- _YOUR GOAL_:
Will you transcribe all the entries word for word, skipping the pictures they hold?

Entries with figure data
** BEGIN **

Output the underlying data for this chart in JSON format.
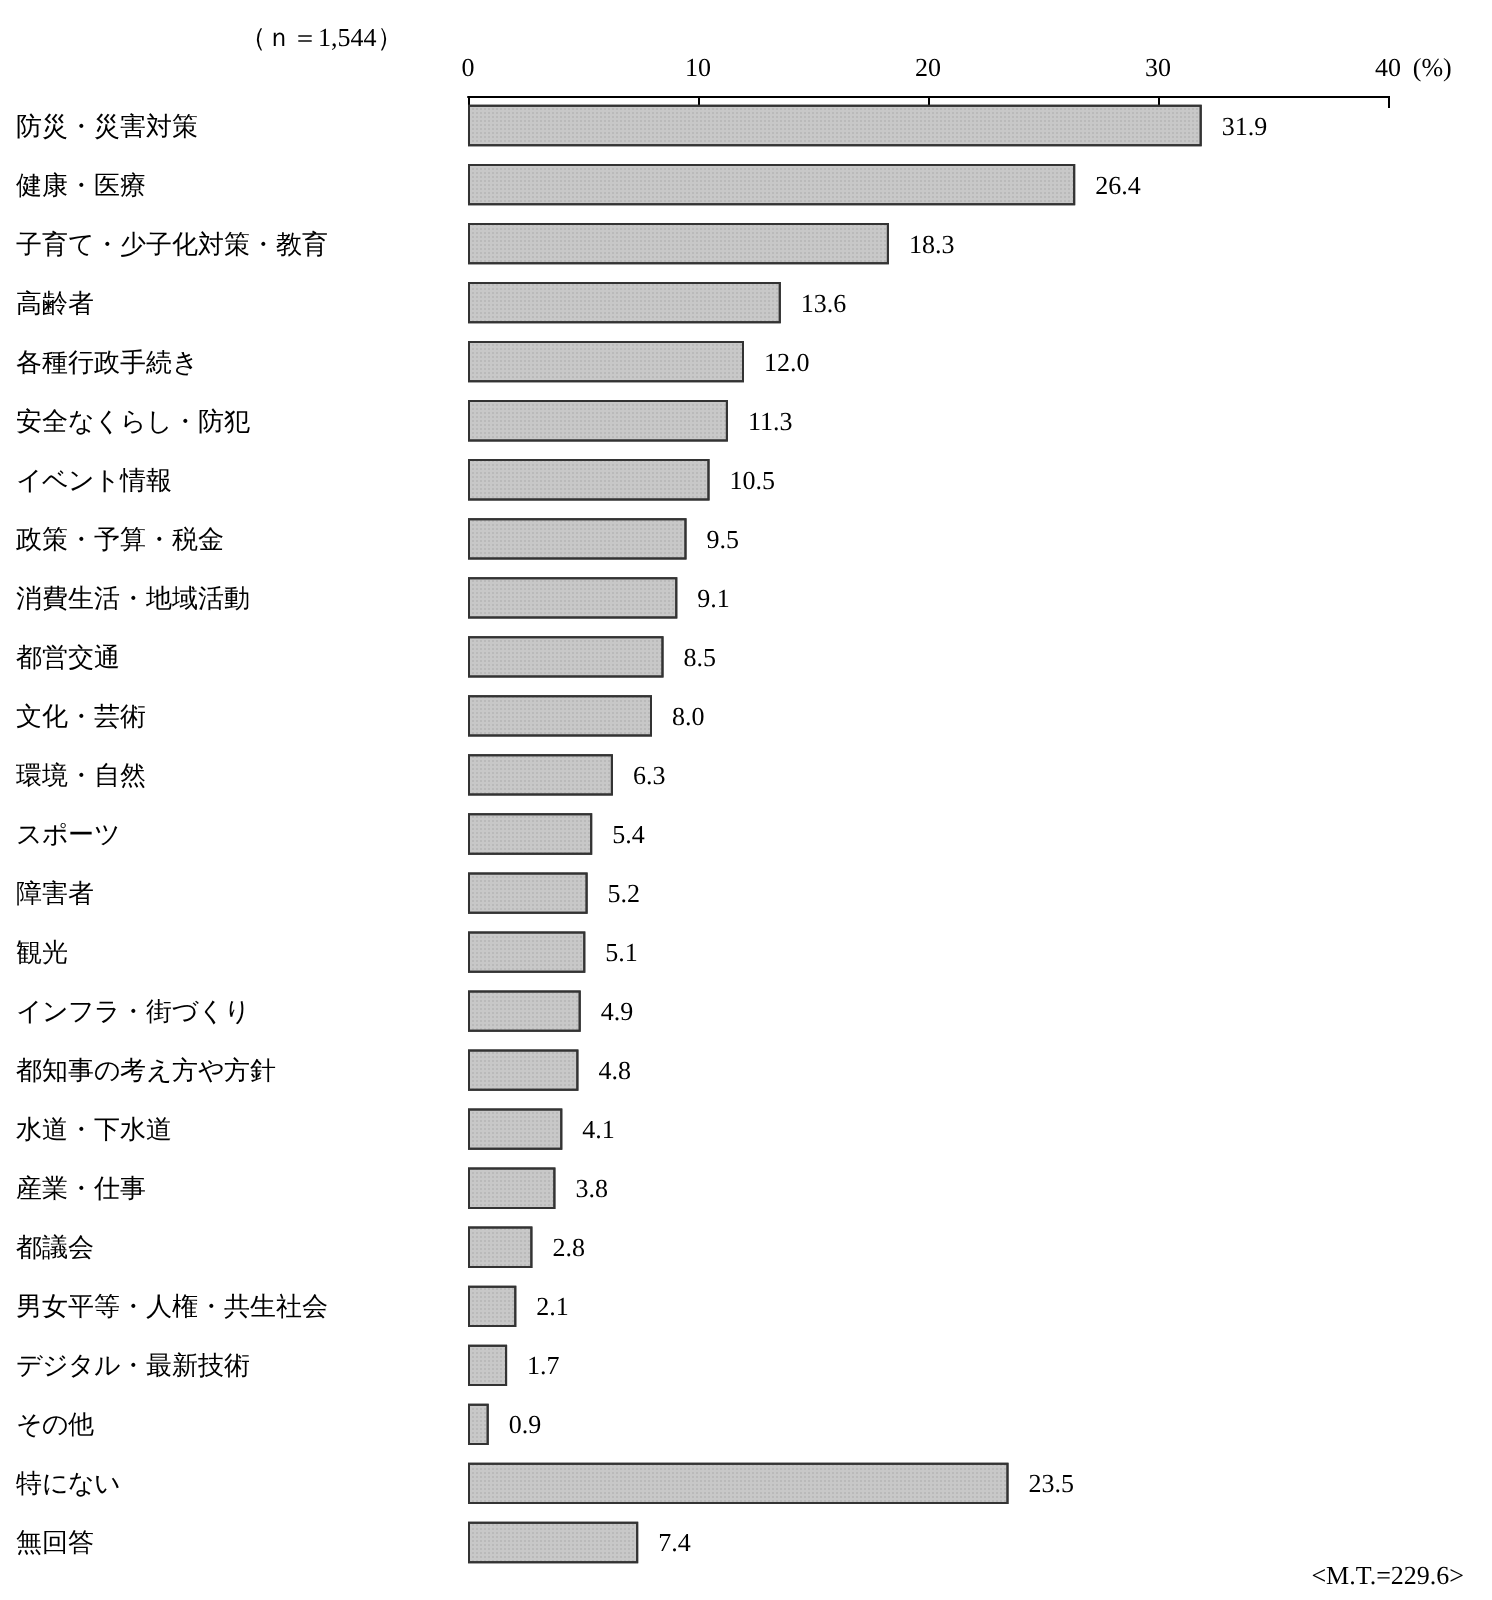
{
  "chart_data": {
    "type": "bar",
    "orientation": "horizontal",
    "xlabel": "(%)",
    "annotations": [
      "（ｎ＝1,544）",
      "<M.T.=229.6>"
    ],
    "categories": [
      "防災・災害対策",
      "健康・医療",
      "子育て・少子化対策・教育",
      "高齢者",
      "各種行政手続き",
      "安全なくらし・防犯",
      "イベント情報",
      "政策・予算・税金",
      "消費生活・地域活動",
      "都営交通",
      "文化・芸術",
      "環境・自然",
      "スポーツ",
      "障害者",
      "観光",
      "インフラ・街づくり",
      "都知事の考え方や方針",
      "水道・下水道",
      "産業・仕事",
      "都議会",
      "男女平等・人権・共生社会",
      "デジタル・最新技術",
      "その他",
      "特にない",
      "無回答"
    ],
    "values": [
      31.9,
      26.4,
      18.3,
      13.6,
      12.0,
      11.3,
      10.5,
      9.5,
      9.1,
      8.5,
      8.0,
      6.3,
      5.4,
      5.2,
      5.1,
      4.9,
      4.8,
      4.1,
      3.8,
      2.8,
      2.1,
      1.7,
      0.9,
      23.5,
      7.4
    ],
    "value_labels": [
      "31.9",
      "26.4",
      "18.3",
      "13.6",
      "12.0",
      "11.3",
      "10.5",
      "9.5",
      "9.1",
      "8.5",
      "8.0",
      "6.3",
      "5.4",
      "5.2",
      "5.1",
      "4.9",
      "4.8",
      "4.1",
      "3.8",
      "2.8",
      "2.1",
      "1.7",
      "0.9",
      "23.5",
      "7.4"
    ],
    "color": "#c8c8c8",
    "xlim": [
      0,
      40
    ],
    "xticks": [
      0,
      10,
      20,
      30,
      40
    ],
    "grid": false
  }
}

** END **

- _RESPONSE_:
Output the underlying data for this chart in JSON format.
{
  "chart_data": {
    "type": "bar",
    "orientation": "horizontal",
    "xlabel": "(%)",
    "annotations": [
      "（ｎ＝1,544）",
      "<M.T.=229.6>"
    ],
    "categories": [
      "防災・災害対策",
      "健康・医療",
      "子育て・少子化対策・教育",
      "高齢者",
      "各種行政手続き",
      "安全なくらし・防犯",
      "イベント情報",
      "政策・予算・税金",
      "消費生活・地域活動",
      "都営交通",
      "文化・芸術",
      "環境・自然",
      "スポーツ",
      "障害者",
      "観光",
      "インフラ・街づくり",
      "都知事の考え方や方針",
      "水道・下水道",
      "産業・仕事",
      "都議会",
      "男女平等・人権・共生社会",
      "デジタル・最新技術",
      "その他",
      "特にない",
      "無回答"
    ],
    "values": [
      31.9,
      26.4,
      18.3,
      13.6,
      12.0,
      11.3,
      10.5,
      9.5,
      9.1,
      8.5,
      8.0,
      6.3,
      5.4,
      5.2,
      5.1,
      4.9,
      4.8,
      4.1,
      3.8,
      2.8,
      2.1,
      1.7,
      0.9,
      23.5,
      7.4
    ],
    "value_labels": [
      "31.9",
      "26.4",
      "18.3",
      "13.6",
      "12.0",
      "11.3",
      "10.5",
      "9.5",
      "9.1",
      "8.5",
      "8.0",
      "6.3",
      "5.4",
      "5.2",
      "5.1",
      "4.9",
      "4.8",
      "4.1",
      "3.8",
      "2.8",
      "2.1",
      "1.7",
      "0.9",
      "23.5",
      "7.4"
    ],
    "color": "#c8c8c8",
    "xlim": [
      0,
      40
    ],
    "xticks": [
      0,
      10,
      20,
      30,
      40
    ],
    "grid": false
  }
}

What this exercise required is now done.